◆ What this task involves ◆
Where an entry contains a picture, omit the picture and repeat the rest exactly.
====== Dataset ======
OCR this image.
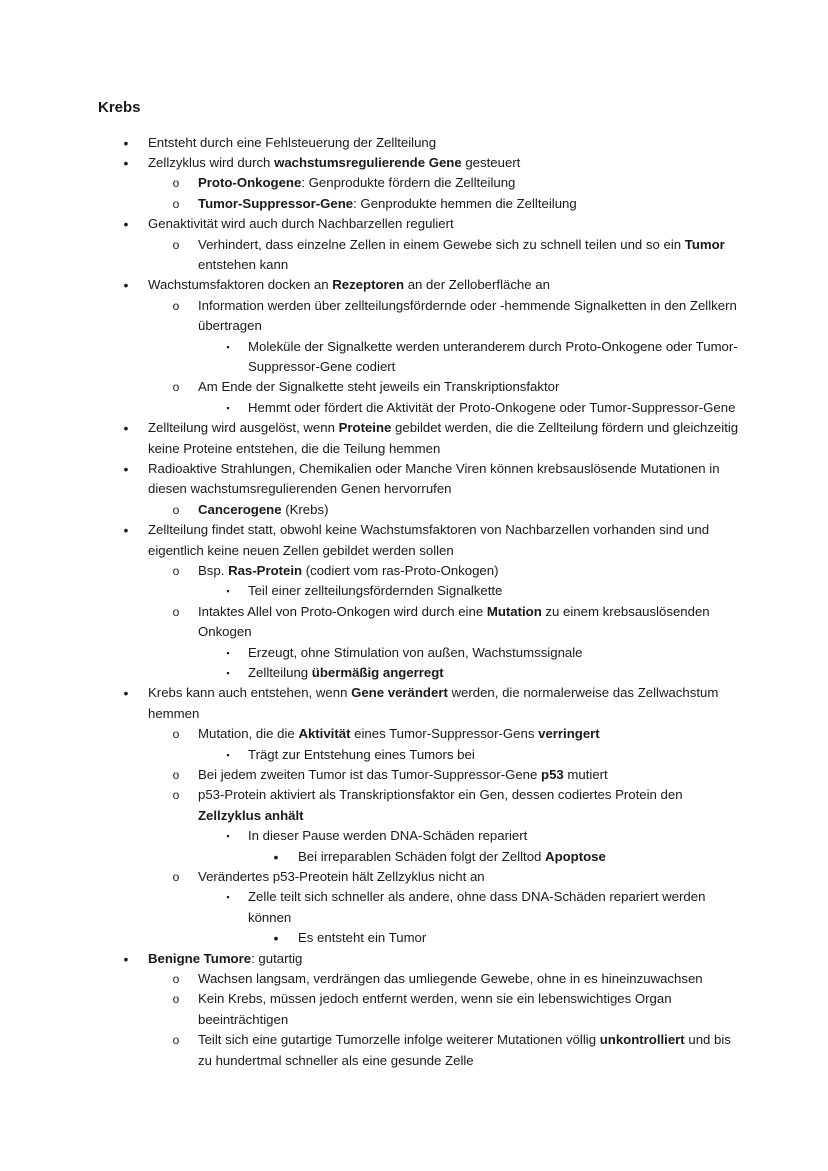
Krebs
• Entsteht durch eine Fehlsteuerung der Zellteilung
• Zellzyklus wird durch wachstumsregulierende Gene gesteuert
o Proto-Onkogene: Genprodukte fördern die Zellteilung
o Tumor-Suppressor-Gene: Genprodukte hemmen die Zellteilung
• Genaktivität wird auch durch Nachbarzellen reguliert
o Verhindert, dass einzelne Zellen in einem Gewebe sich zu schnell teilen und so ein Tumor entstehen kann
• Wachstumsfaktoren docken an Rezeptoren an der Zelloberfläche an
o Information werden über zellteilungsfördernde oder -hemmende Signalketten in den Zellkern übertragen
▪	Moleküle der Signalkette werden unteranderem durch Proto-Onkogene oder Tumor-Suppressor-Gene codiert
o Am Ende der Signalkette steht jeweils ein Transkriptionsfaktor
▪	Hemmt oder fördert die Aktivität der Proto-Onkogene oder Tumor-Suppressor-Gene
• Zellteilung wird ausgelöst, wenn Proteine gebildet werden, die die Zellteilung fördern und gleichzeitig keine Proteine entstehen, die die Teilung hemmen
• Radioaktive Strahlungen, Chemikalien oder Manche Viren können krebsauslösende Mutationen in diesen wachstumsregulierenden Genen hervorrufen
o Cancerogene (Krebs)
• Zellteilung findet statt, obwohl keine Wachstumsfaktoren von Nachbarzellen vorhanden sind und eigentlich keine neuen Zellen gebildet werden sollen
o Bsp. Ras-Protein (codiert vom ras-Proto-Onkogen)
▪	Teil einer zellteilungsfördernden Signalkette
o Intaktes Allel von Proto-Onkogen wird durch eine Mutation zu einem krebsauslösenden Onkogen
▪	Erzeugt, ohne Stimulation von außen, Wachstumssignale
▪	Zellteilung übermäßig angerregt
• Krebs kann auch entstehen, wenn Gene verändert werden, die normalerweise das Zellwachstum hemmen
o Mutation, die die Aktivität eines Tumor-Suppressor-Gens verringert
▪	Trägt zur Entstehung eines Tumors bei
o Bei jedem zweiten Tumor ist das Tumor-Suppressor-Gene p53 mutiert
o p53-Protein aktiviert als Transkriptionsfaktor ein Gen, dessen codiertes Protein den Zellzyklus anhält
▪	In dieser Pause werden DNA-Schäden repariert
• Bei irreparablen Schäden folgt der Zelltod Apoptose
o Verändertes p53-Preotein hält Zellzyklus nicht an
▪	Zelle teilt sich schneller als andere, ohne dass DNA-Schäden repariert werden können
• Es entsteht ein Tumor
• Benigne Tumore: gutartig
o Wachsen langsam, verdrängen das umliegende Gewebe, ohne in es hineinzuwachsen
o Kein Krebs, müssen jedoch entfernt werden, wenn sie ein lebenswichtiges Organ beeinträchtigen
o Teilt sich eine gutartige Tumorzelle infolge weiterer Mutationen völlig unkontrolliert und bis zu hundertmal schneller als eine gesunde Zelle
======
◆ Your response ◆
OCR this image.
Krebs
• Entsteht durch eine Fehlsteuerung der Zellteilung
• Zellzyklus wird durch wachstumsregulierende Gene gesteuert
o Proto-Onkogene: Genprodukte fördern die Zellteilung
o Tumor-Suppressor-Gene: Genprodukte hemmen die Zellteilung
• Genaktivität wird auch durch Nachbarzellen reguliert
o Verhindert, dass einzelne Zellen in einem Gewebe sich zu schnell teilen und so ein Tumor entstehen kann
• Wachstumsfaktoren docken an Rezeptoren an der Zelloberfläche an
o Information werden über zellteilungsfördernde oder -hemmende Signalketten in den Zellkern übertragen
▪	Moleküle der Signalkette werden unteranderem durch Proto-Onkogene oder Tumor-Suppressor-Gene codiert
o Am Ende der Signalkette steht jeweils ein Transkriptionsfaktor
▪	Hemmt oder fördert die Aktivität der Proto-Onkogene oder Tumor-Suppressor-Gene
• Zellteilung wird ausgelöst, wenn Proteine gebildet werden, die die Zellteilung fördern und gleichzeitig keine Proteine entstehen, die die Teilung hemmen
• Radioaktive Strahlungen, Chemikalien oder Manche Viren können krebsauslösende Mutationen in diesen wachstumsregulierenden Genen hervorrufen
o Cancerogene (Krebs)
• Zellteilung findet statt, obwohl keine Wachstumsfaktoren von Nachbarzellen vorhanden sind und eigentlich keine neuen Zellen gebildet werden sollen
o Bsp. Ras-Protein (codiert vom ras-Proto-Onkogen)
▪	Teil einer zellteilungsfördernden Signalkette
o Intaktes Allel von Proto-Onkogen wird durch eine Mutation zu einem krebsauslösenden Onkogen
▪	Erzeugt, ohne Stimulation von außen, Wachstumssignale
▪	Zellteilung übermäßig angerregt
• Krebs kann auch entstehen, wenn Gene verändert werden, die normalerweise das Zellwachstum hemmen
o Mutation, die die Aktivität eines Tumor-Suppressor-Gens verringert
▪	Trägt zur Entstehung eines Tumors bei
o Bei jedem zweiten Tumor ist das Tumor-Suppressor-Gene p53 mutiert
o p53-Protein aktiviert als Transkriptionsfaktor ein Gen, dessen codiertes Protein den Zellzyklus anhält
▪	In dieser Pause werden DNA-Schäden repariert
• Bei irreparablen Schäden folgt der Zelltod Apoptose
o Verändertes p53-Preotein hält Zellzyklus nicht an
▪	Zelle teilt sich schneller als andere, ohne dass DNA-Schäden repariert werden können
• Es entsteht ein Tumor
• Benigne Tumore: gutartig
o Wachsen langsam, verdrängen das umliegende Gewebe, ohne in es hineinzuwachsen
o Kein Krebs, müssen jedoch entfernt werden, wenn sie ein lebenswichtiges Organ beeinträchtigen
o Teilt sich eine gutartige Tumorzelle infolge weiterer Mutationen völlig unkontrolliert und bis zu hundertmal schneller als eine gesunde Zelle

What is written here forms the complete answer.